DIRECTIVE A: According to the industry press release, what is the value of the projects Australia currently has under construction?

EXTRACT:
++++++++

21 Jul 2014

The Australian oil and gas industry welcomes findings of a new report from major customers that highlight the urgent need to remove regulatory constraints and increase production of natural gas across eastern Australia.

The gas customer groups commissioning the report, Gas market transformations – Economic consequences for the manufacturing sector, say that increasing natural gas supply and putting downward pressure on gas prices is critical to the competitiveness of manufacturing. It is also clear that gas customers no longer see gas reservation policy as a credible or workable solution to the challenges faced.

APPEA has for some time been highlighting that state government restrictions on industry activity will impact on gas supplies.  It is encouraging that customers now both recognise and are advocating for the removal of artificial supply restrictions.

APPEA is also very pleased that the report highlights the enormous economic benefit associated with the continued expansion of Australia’s from LNG industry. Australia currently has $200 billion worth of projects under construction and Australia is set to be the world’s biggest exporter of this cleaner burning fuel by 2018.

The report finds gas production is one of the highest value adding industries in the Australian economy, which reflects the technologically sophisticated and innovative nature of natural gas production.

The report says: “Given the high value-added contributions associated with the gas sector, summing the industry value added impacts for all sectors gives an overall net increase in GDP over the forecast period”.

++++++++

(Rows listing image elements and their boxes)
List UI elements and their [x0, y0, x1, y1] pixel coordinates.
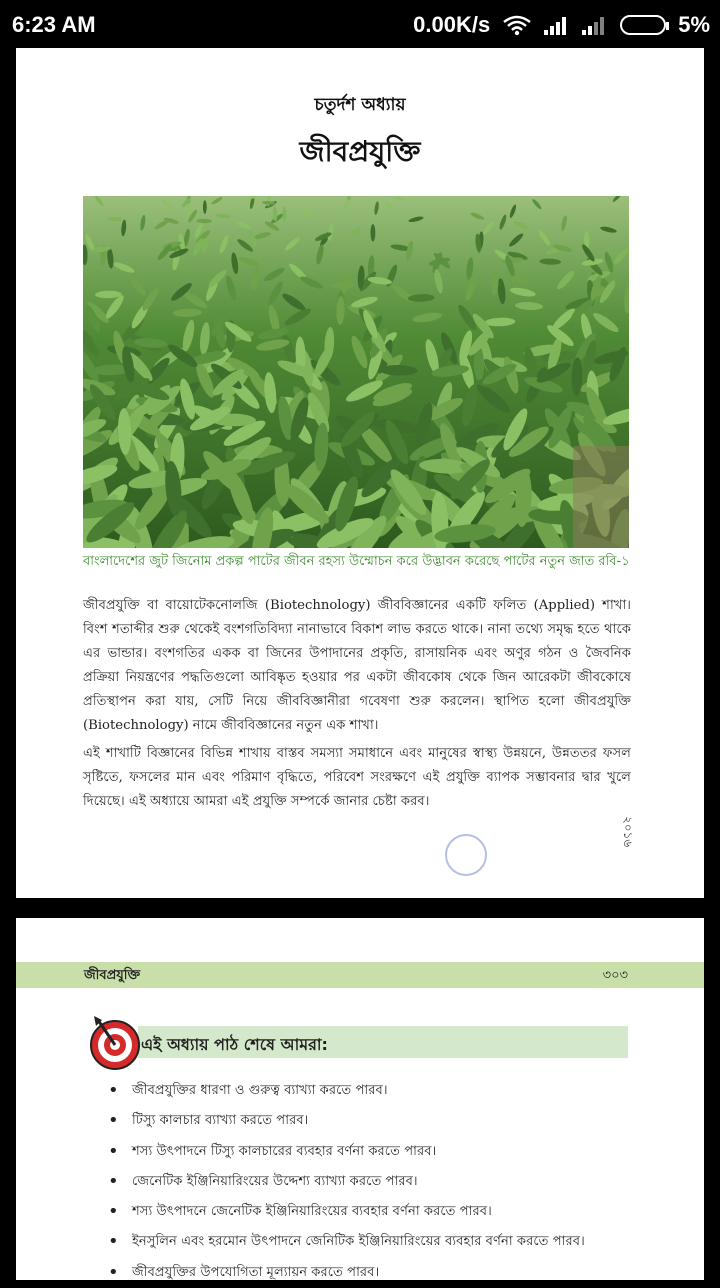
objective-item: • ইনসুলিন এবং হরমোন উৎপাদনে জেনিটিক ইঞ্জিনিয়ারিংয়ের ব্যবহার বর্ণনা করতে পারব। [104, 1227, 664, 1257]
status-time: 6:23 AM [12, 12, 96, 37]
loading-circle-icon [445, 834, 487, 876]
paragraph-2: এই শাখাটি বিজ্ঞানের বিভিন্ন শাখায় বাস্তব সমস্যা সমাধানে এবং মানুষের স্বাস্থ্য উন্নয়নে, উন্নততর ফসল সৃষ্টিতে, ফসলের মান এবং পরিমাণ বৃদ্ধিতে, পরিবেশ সংরক্ষণে এই প্রযুক্তি ব্যাপক সম্ভাবনার দ্বার খুলে দিয়েছে। এই অধ্যায়ে আমরা এই প্রযুক্তি সম্পর্কে জানার চেষ্টা করব। [83, 746, 631, 809]
book-page-1 [16, 48, 704, 898]
objective-item: • শস্য উৎপাদনে টিস্যু কালচারের ব্যবহার বর্ণনা করতে পারব। [104, 1137, 664, 1167]
objective-item: • জীবপ্রযুক্তির ধারণা ও গুরুত্ব ব্যাখ্যা করতে পারব। [104, 1076, 664, 1106]
status-bar [0, 0, 720, 48]
objective-item: • শস্য উৎপাদনে জেনেটিক ইঞ্জিনিয়ারিংয়ের ব্যবহার বর্ণনা করতে পারব। [104, 1197, 664, 1227]
objective-item: • জীবপ্রযুক্তির উপযোগিতা মূল্যায়ন করতে পারব। [104, 1258, 664, 1288]
image-caption: বাংলাদেশের জুট জিনোম প্রকল্প পাটের জীবন রহস্য উম্মোচন করে উদ্ভাবন করেছে পাটের নতুন জাত রবি-১ [83, 554, 630, 569]
battery-icon [620, 15, 666, 35]
objectives-list [104, 1076, 664, 1288]
signal-icon [582, 15, 608, 35]
objective-item: • জেনেটিক ইঞ্জিনিয়ারিংয়ের উদ্দেশ্য ব্যাখ্যা করতে পারব। [104, 1167, 664, 1197]
target-icon [86, 1014, 144, 1072]
objective-item: • টিস্যু কালচার ব্যাখ্যা করতে পারব। [104, 1106, 664, 1136]
goal-heading: এই অধ্যায় পাঠ শেষে আমরা: [141, 1035, 328, 1054]
wifi-icon [502, 14, 532, 36]
signal-icon [544, 15, 570, 35]
header-title: জীবপ্রযুক্তি [84, 968, 141, 983]
book-page-2 [16, 918, 704, 1280]
jute-field-photo [83, 196, 629, 548]
paragraph-1: জীবপ্রযুক্তি বা বায়োটেকনোলজি (Biotechnology) জীববিজ্ঞানের একটি ফলিত (Applied) শাখা। বিংশ শতাব্দীর শুরু থেকেই বংশগতিবিদ্যা নানাভাবে বিকাশ লাভ করতে থাকে। নানা তথ্যে সমৃদ্ধ হতে থাকে এর ভান্ডার। বংশগতির একক বা জিনের উপাদানের প্রকৃতি, রাসায়নিক এবং অণুর গঠন ও জৈবনিক প্রক্রিয়া নিয়ন্ত্রণের পদ্ধতিগুলো আবিষ্কৃত হওয়ার পর একটা জীবকোষ থেকে জিন আরেকটা জীবকোষে প্রতিস্থাপন করা যায়, সেটি নিয়ে জীববিজ্ঞানীরা গবেষণা শুরু করলেন। স্থাপিত হলো জীবপ্রযুক্তি (Biotechnology) নামে জীববিজ্ঞানের নতুন এক শাখা। [83, 598, 631, 733]
battery-percent: 5% [678, 12, 710, 37]
chapter-title: জীবপ্রযুক্তি [299, 135, 421, 168]
network-speed: 0.00K/s [413, 12, 491, 37]
jute-plants-illustration [83, 196, 629, 548]
status-icons [413, 12, 710, 38]
chapter-label: চতুর্দশ অধ্যায় [314, 95, 406, 115]
page-number: ৩০৩ [602, 968, 628, 983]
page-header [16, 962, 704, 988]
side-page-number: ২০১৬ [621, 816, 635, 848]
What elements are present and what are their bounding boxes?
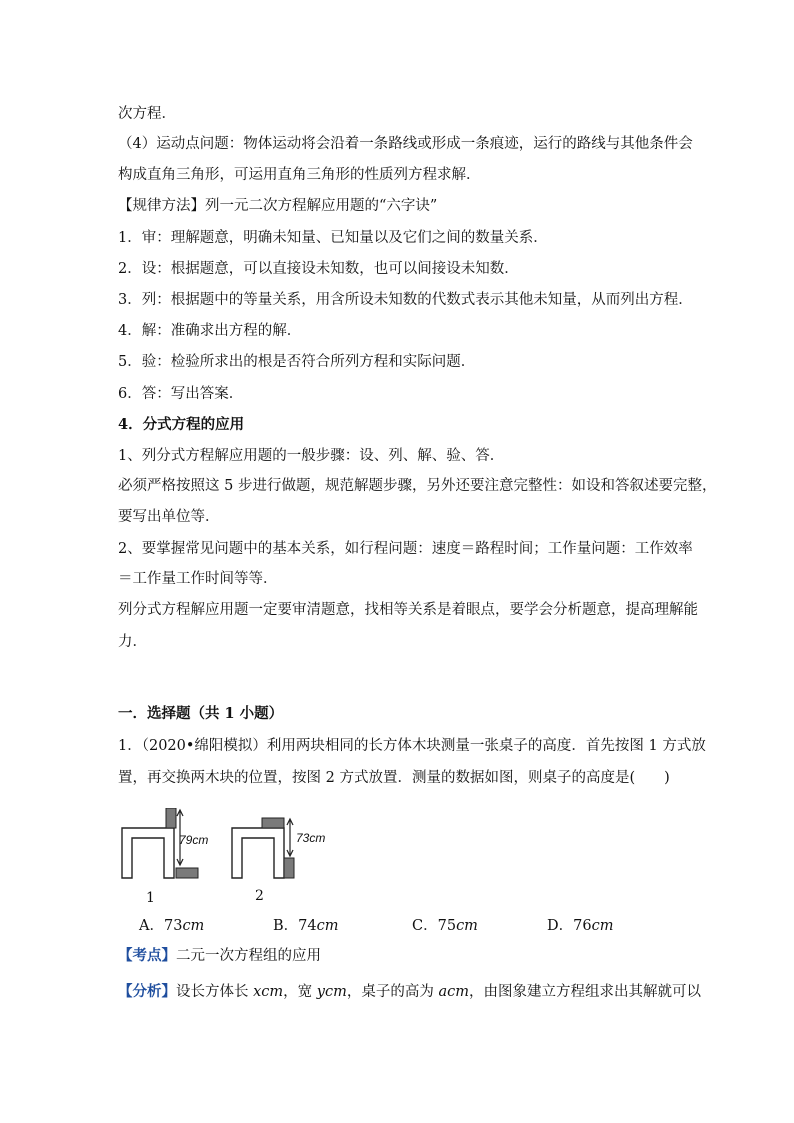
figure-2-label: 2 [255,888,264,904]
text-line: 1．审：理解题意，明确未知量、已知量以及它们之间的数量关系． [118,230,548,246]
option-d-unit: cm [591,918,614,934]
text-line: ＝工作量工作时间等等． [118,571,278,587]
text-line: 构成直角三角形，可运用直角三角形的性质列方程求解． [118,167,481,183]
option-c [412,914,478,935]
text-line: 力． [118,634,147,650]
text-line: 要写出单位等． [118,509,220,525]
text-line: 次方程． [118,106,176,122]
question-line: 置，再交换两木块的位置，按图 2 方式放置．测量的数据如图，则桌子的高度是( ) [118,770,670,786]
option-c-unit: cm [456,918,478,934]
text-line: 3．列：根据题中的等量关系，用含所设未知数的代数式表示其他未知量，从而列出方程． [118,292,693,308]
fenxi-text: ，宽 [283,984,317,1000]
kaodian-text: 二元一次方程组的应用 [176,948,321,964]
text-line: 1、列分式方程解应用题的一般步骤：设、列、解、验、答． [118,448,505,464]
block-1-bottom [176,868,198,878]
fenxi-line [118,982,701,1002]
text-line: （4）运动点问题：物体运动将会沿着一条路线或形成一条痕迹，运行的路线与其他条件会 [118,136,693,152]
figure-1-label: 1 [146,890,155,906]
option-b-value: 74 [298,918,317,934]
option-a [139,914,204,935]
block-2-bottom [284,858,294,878]
text-line: 4．解：准确求出方程的解． [118,323,302,339]
fenxi-var: acm [438,984,469,1000]
text-line: 【规律方法】列一元二次方程解应用题的“六字诀” [118,198,438,214]
measure-1-label: 79cm [179,833,209,847]
option-a-value: 73 [163,918,183,934]
option-a-letter: A． [139,918,164,934]
table-2-shape [232,828,284,878]
option-c-letter: C． [412,918,438,934]
fenxi-tag: 【分析】 [118,983,176,1000]
fenxi-var: ycm [316,984,347,1000]
text-line: 2、要掌握常见问题中的基本关系，如行程问题：速度＝路程时间；工作量问题：工作效率 [118,541,693,557]
section-title: 一．选择题（共 1 小题） [118,705,284,722]
fenxi-var: xcm [253,984,284,1000]
table-1-shape [122,828,174,878]
text-line: 列分式方程解应用题一定要审清题意，找相等关系是着眼点，要学会分析题意，提高理解能 [118,602,698,618]
text-line: 必须严格按照这 5 步进行做题，规范解题步骤，另外还要注意完整性：如设和答叙述要完整， [118,478,717,494]
text-line: 5．验：检验所求出的根是否符合所列方程和实际问题． [118,354,476,370]
option-b [273,914,338,935]
option-d [547,914,613,935]
block-2-top [262,818,284,828]
section-heading: 4．分式方程的应用 [118,416,245,433]
kaodian-tag: 【考点】 [118,947,176,964]
block-1-top [166,808,176,828]
option-b-letter: B． [273,918,299,934]
table-measure-figure [116,808,346,888]
measure-2-label: 73cm [296,831,326,845]
text-line: 2．设：根据题意，可以直接设未知数，也可以间接设未知数． [118,261,519,277]
option-d-letter: D． [547,918,574,934]
fenxi-text: ，由图象建立方程组求出其解就可以 [468,984,701,1000]
question-line: 1．（2020•绵阳模拟）利用两块相同的长方体木块测量一张桌子的高度．首先按图 1 方式放 [118,738,706,754]
text-line: 6．答：写出答案． [118,386,244,402]
option-a-unit: cm [182,918,205,934]
fenxi-text: 设长方体长 [176,984,254,1000]
option-d-value: 76 [573,918,592,934]
kaodian-line [118,946,321,966]
option-c-value: 75 [437,918,457,934]
fenxi-text: ，桌子的高为 [346,984,439,1000]
option-b-unit: cm [316,918,339,934]
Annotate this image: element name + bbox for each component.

++++++++

DIRECTIVE B: Repeat the rows that begin with the line containing "figure-2-label: 2 [255,888,264,904]" and end with the line containing "kaodian-text: 二元一次方程组的应用 [176,948,321,964]", including both of those lines.

ANSWER A: $200 billion

ANSWER B:
figure-2-label: 2 [255,888,264,904]
text-line: 1．审：理解题意，明确未知量、已知量以及它们之间的数量关系． [118,230,548,246]
option-d-unit: cm [591,918,614,934]
text-line: ＝工作量工作时间等等． [118,571,278,587]
text-line: 构成直角三角形，可运用直角三角形的性质列方程求解． [118,167,481,183]
option-c [412,914,478,935]
text-line: 力． [118,634,147,650]
text-line: 要写出单位等． [118,509,220,525]
text-line: 次方程． [118,106,176,122]
question-line: 置，再交换两木块的位置，按图 2 方式放置．测量的数据如图，则桌子的高度是( ) [118,770,670,786]
option-c-unit: cm [456,918,478,934]
text-line: 3．列：根据题中的等量关系，用含所设未知数的代数式表示其他未知量，从而列出方程． [118,292,693,308]
fenxi-text: ，宽 [283,984,317,1000]
kaodian-text: 二元一次方程组的应用 [176,948,321,964]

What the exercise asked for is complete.